GIVEN TASK
Each of the entries should be retyped precisely as it appears.

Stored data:
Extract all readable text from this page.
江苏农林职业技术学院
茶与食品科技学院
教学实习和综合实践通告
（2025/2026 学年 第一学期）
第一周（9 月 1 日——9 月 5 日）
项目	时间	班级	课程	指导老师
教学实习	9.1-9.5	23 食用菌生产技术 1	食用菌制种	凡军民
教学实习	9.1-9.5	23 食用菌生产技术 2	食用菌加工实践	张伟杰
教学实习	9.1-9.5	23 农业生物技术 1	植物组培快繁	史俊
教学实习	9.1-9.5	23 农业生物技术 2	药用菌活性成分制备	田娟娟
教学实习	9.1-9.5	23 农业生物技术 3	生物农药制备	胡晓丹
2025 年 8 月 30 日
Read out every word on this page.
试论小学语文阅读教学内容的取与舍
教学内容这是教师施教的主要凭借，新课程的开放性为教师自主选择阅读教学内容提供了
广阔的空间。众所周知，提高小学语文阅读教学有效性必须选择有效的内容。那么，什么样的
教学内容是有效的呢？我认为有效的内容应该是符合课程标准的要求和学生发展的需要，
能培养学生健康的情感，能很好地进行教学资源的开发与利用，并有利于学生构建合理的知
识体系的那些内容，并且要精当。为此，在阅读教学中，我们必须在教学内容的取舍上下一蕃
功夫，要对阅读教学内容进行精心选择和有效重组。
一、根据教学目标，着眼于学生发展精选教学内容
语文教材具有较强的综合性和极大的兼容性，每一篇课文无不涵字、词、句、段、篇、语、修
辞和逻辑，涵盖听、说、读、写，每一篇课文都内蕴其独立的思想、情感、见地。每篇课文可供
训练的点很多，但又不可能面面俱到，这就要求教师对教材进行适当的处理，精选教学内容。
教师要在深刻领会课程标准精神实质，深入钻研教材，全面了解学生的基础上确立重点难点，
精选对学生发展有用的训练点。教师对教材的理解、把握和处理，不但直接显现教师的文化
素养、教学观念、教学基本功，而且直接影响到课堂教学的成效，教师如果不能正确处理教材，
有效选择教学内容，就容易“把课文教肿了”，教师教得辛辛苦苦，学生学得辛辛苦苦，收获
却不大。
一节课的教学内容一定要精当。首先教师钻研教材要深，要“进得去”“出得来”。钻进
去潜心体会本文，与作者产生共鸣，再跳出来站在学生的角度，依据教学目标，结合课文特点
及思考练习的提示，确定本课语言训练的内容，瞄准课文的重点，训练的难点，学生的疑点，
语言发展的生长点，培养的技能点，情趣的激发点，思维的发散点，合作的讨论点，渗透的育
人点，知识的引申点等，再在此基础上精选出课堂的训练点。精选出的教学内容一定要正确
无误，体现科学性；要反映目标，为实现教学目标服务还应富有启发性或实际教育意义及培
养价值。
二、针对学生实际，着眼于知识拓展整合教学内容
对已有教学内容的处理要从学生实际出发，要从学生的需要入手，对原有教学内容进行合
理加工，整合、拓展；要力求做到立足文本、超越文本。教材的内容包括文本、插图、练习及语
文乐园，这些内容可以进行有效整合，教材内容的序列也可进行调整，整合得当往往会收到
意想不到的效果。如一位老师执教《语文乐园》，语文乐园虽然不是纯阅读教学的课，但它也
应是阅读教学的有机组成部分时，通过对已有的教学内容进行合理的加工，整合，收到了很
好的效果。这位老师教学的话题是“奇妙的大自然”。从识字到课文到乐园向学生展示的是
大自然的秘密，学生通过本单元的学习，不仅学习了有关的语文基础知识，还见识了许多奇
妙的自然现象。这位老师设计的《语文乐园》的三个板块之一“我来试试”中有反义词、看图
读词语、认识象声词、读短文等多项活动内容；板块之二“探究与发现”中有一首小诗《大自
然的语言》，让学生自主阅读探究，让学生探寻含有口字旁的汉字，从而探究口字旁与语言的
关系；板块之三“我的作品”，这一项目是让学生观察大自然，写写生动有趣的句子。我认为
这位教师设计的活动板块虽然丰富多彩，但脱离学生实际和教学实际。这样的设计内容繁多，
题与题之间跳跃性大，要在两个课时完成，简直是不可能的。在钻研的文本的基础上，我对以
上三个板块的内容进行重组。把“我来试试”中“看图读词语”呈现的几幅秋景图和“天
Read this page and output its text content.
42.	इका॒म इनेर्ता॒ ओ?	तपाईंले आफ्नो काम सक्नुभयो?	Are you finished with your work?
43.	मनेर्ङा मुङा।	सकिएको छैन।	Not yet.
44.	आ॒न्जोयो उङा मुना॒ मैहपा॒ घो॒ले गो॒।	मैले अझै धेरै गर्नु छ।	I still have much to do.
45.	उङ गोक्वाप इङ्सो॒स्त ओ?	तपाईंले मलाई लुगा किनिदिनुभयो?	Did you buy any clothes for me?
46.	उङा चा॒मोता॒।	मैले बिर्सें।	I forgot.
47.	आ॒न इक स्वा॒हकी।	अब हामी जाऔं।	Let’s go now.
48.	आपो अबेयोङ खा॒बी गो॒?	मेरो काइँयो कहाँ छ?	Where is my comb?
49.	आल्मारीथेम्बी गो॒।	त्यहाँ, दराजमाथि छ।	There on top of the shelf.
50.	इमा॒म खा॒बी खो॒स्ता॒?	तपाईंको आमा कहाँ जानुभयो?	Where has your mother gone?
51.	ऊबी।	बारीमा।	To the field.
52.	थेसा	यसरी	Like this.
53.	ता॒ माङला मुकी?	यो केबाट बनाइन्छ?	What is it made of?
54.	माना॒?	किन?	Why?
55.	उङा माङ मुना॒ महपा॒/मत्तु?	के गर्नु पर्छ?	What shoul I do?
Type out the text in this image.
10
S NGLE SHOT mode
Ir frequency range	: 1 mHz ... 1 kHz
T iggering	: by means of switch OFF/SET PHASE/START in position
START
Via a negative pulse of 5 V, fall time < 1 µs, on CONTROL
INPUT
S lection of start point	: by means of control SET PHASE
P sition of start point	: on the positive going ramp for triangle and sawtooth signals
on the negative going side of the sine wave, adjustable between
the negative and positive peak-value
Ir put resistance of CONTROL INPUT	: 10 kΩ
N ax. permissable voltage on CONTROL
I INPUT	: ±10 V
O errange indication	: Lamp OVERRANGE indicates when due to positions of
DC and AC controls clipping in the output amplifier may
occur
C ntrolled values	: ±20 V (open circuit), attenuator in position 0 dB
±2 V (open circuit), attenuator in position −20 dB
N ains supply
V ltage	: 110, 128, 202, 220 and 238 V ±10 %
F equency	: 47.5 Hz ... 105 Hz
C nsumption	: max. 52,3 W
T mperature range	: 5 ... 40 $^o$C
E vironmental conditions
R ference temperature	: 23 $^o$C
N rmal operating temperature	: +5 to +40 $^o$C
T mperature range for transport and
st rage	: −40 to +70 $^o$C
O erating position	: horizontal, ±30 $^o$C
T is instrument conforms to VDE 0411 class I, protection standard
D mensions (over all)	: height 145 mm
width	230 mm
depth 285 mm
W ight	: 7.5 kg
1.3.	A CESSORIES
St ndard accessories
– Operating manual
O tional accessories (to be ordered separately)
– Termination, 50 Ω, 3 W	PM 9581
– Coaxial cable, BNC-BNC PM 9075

THE COMPLETED TASK
Extract all readable text from this page.
江苏农林职业技术学院
茶与食品科技学院
教学实习和综合实践通告
（2025/2026 学年 第一学期）
第一周（9 月 1 日——9 月 5 日）
项目	时间	班级	课程	指导老师
教学实习	9.1-9.5	23 食用菌生产技术 1	食用菌制种	凡军民
教学实习	9.1-9.5	23 食用菌生产技术 2	食用菌加工实践	张伟杰
教学实习	9.1-9.5	23 农业生物技术 1	植物组培快繁	史俊
教学实习	9.1-9.5	23 农业生物技术 2	药用菌活性成分制备	田娟娟
教学实习	9.1-9.5	23 农业生物技术 3	生物农药制备	胡晓丹
2025 年 8 月 30 日
Read out every word on this page.
试论小学语文阅读教学内容的取与舍
教学内容这是教师施教的主要凭借，新课程的开放性为教师自主选择阅读教学内容提供了
广阔的空间。众所周知，提高小学语文阅读教学有效性必须选择有效的内容。那么，什么样的
教学内容是有效的呢？我认为有效的内容应该是符合课程标准的要求和学生发展的需要，
能培养学生健康的情感，能很好地进行教学资源的开发与利用，并有利于学生构建合理的知
识体系的那些内容，并且要精当。为此，在阅读教学中，我们必须在教学内容的取舍上下一蕃
功夫，要对阅读教学内容进行精心选择和有效重组。
一、根据教学目标，着眼于学生发展精选教学内容
语文教材具有较强的综合性和极大的兼容性，每一篇课文无不涵字、词、句、段、篇、语、修
辞和逻辑，涵盖听、说、读、写，每一篇课文都内蕴其独立的思想、情感、见地。每篇课文可供
训练的点很多，但又不可能面面俱到，这就要求教师对教材进行适当的处理，精选教学内容。
教师要在深刻领会课程标准精神实质，深入钻研教材，全面了解学生的基础上确立重点难点，
精选对学生发展有用的训练点。教师对教材的理解、把握和处理，不但直接显现教师的文化
素养、教学观念、教学基本功，而且直接影响到课堂教学的成效，教师如果不能正确处理教材，
有效选择教学内容，就容易“把课文教肿了”，教师教得辛辛苦苦，学生学得辛辛苦苦，收获
却不大。
一节课的教学内容一定要精当。首先教师钻研教材要深，要“进得去”“出得来”。钻进
去潜心体会本文，与作者产生共鸣，再跳出来站在学生的角度，依据教学目标，结合课文特点
及思考练习的提示，确定本课语言训练的内容，瞄准课文的重点，训练的难点，学生的疑点，
语言发展的生长点，培养的技能点，情趣的激发点，思维的发散点，合作的讨论点，渗透的育
人点，知识的引申点等，再在此基础上精选出课堂的训练点。精选出的教学内容一定要正确
无误，体现科学性；要反映目标，为实现教学目标服务还应富有启发性或实际教育意义及培
养价值。
二、针对学生实际，着眼于知识拓展整合教学内容
对已有教学内容的处理要从学生实际出发，要从学生的需要入手，对原有教学内容进行合
理加工，整合、拓展；要力求做到立足文本、超越文本。教材的内容包括文本、插图、练习及语
文乐园，这些内容可以进行有效整合，教材内容的序列也可进行调整，整合得当往往会收到
意想不到的效果。如一位老师执教《语文乐园》，语文乐园虽然不是纯阅读教学的课，但它也
应是阅读教学的有机组成部分时，通过对已有的教学内容进行合理的加工，整合，收到了很
好的效果。这位老师教学的话题是“奇妙的大自然”。从识字到课文到乐园向学生展示的是
大自然的秘密，学生通过本单元的学习，不仅学习了有关的语文基础知识，还见识了许多奇
妙的自然现象。这位老师设计的《语文乐园》的三个板块之一“我来试试”中有反义词、看图
读词语、认识象声词、读短文等多项活动内容；板块之二“探究与发现”中有一首小诗《大自
然的语言》，让学生自主阅读探究，让学生探寻含有口字旁的汉字，从而探究口字旁与语言的
关系；板块之三“我的作品”，这一项目是让学生观察大自然，写写生动有趣的句子。我认为
这位教师设计的活动板块虽然丰富多彩，但脱离学生实际和教学实际。这样的设计内容繁多，
题与题之间跳跃性大，要在两个课时完成，简直是不可能的。在钻研的文本的基础上，我对以
上三个板块的内容进行重组。把“我来试试”中“看图读词语”呈现的几幅秋景图和“天
Read this page and output its text content.
42.	इका॒म इनेर्ता॒ ओ?	तपाईंले आफ्नो काम सक्नुभयो?	Are you finished with your work?
43.	मनेर्ङा मुङा।	सकिएको छैन।	Not yet.
44.	आ॒न्जोयो उङा मुना॒ मैहपा॒ घो॒ले गो॒।	मैले अझै धेरै गर्नु छ।	I still have much to do.
45.	उङ गोक्वाप इङ्सो॒स्त ओ?	तपाईंले मलाई लुगा किनिदिनुभयो?	Did you buy any clothes for me?
46.	उङा चा॒मोता॒।	मैले बिर्सें।	I forgot.
47.	आ॒न इक स्वा॒हकी।	अब हामी जाऔं।	Let’s go now.
48.	आपो अबेयोङ खा॒बी गो॒?	मेरो काइँयो कहाँ छ?	Where is my comb?
49.	आल्मारीथेम्बी गो॒।	त्यहाँ, दराजमाथि छ।	There on top of the shelf.
50.	इमा॒म खा॒बी खो॒स्ता॒?	तपाईंको आमा कहाँ जानुभयो?	Where has your mother gone?
51.	ऊबी।	बारीमा।	To the field.
52.	थेसा	यसरी	Like this.
53.	ता॒ माङला मुकी?	यो केबाट बनाइन्छ?	What is it made of?
54.	माना॒?	किन?	Why?
55.	उङा माङ मुना॒ महपा॒/मत्तु?	के गर्नु पर्छ?	What shoul I do?
Type out the text in this image.
10
S NGLE SHOT mode
Ir frequency range	: 1 mHz ... 1 kHz
T iggering	: by means of switch OFF/SET PHASE/START in position
START
Via a negative pulse of 5 V, fall time < 1 µs, on CONTROL
INPUT
S lection of start point	: by means of control SET PHASE
P sition of start point	: on the positive going ramp for triangle and sawtooth signals
on the negative going side of the sine wave, adjustable between
the negative and positive peak-value
Ir put resistance of CONTROL INPUT	: 10 kΩ
N ax. permissable voltage on CONTROL
I INPUT	: ±10 V
O errange indication	: Lamp OVERRANGE indicates when due to positions of
DC and AC controls clipping in the output amplifier may
occur
C ntrolled values	: ±20 V (open circuit), attenuator in position 0 dB
±2 V (open circuit), attenuator in position −20 dB
N ains supply
V ltage	: 110, 128, 202, 220 and 238 V ±10 %
F equency	: 47.5 Hz ... 105 Hz
C nsumption	: max. 52,3 W
T mperature range	: 5 ... 40 $^o$C
E vironmental conditions
R ference temperature	: 23 $^o$C
N rmal operating temperature	: +5 to +40 $^o$C
T mperature range for transport and
st rage	: −40 to +70 $^o$C
O erating position	: horizontal, ±30 $^o$C
T is instrument conforms to VDE 0411 class I, protection standard
D mensions (over all)	: height 145 mm
width	230 mm
depth 285 mm
W ight	: 7.5 kg
1.3.	A CESSORIES
St ndard accessories
– Operating manual
O tional accessories (to be ordered separately)
– Termination, 50 Ω, 3 W	PM 9581
– Coaxial cable, BNC-BNC PM 9075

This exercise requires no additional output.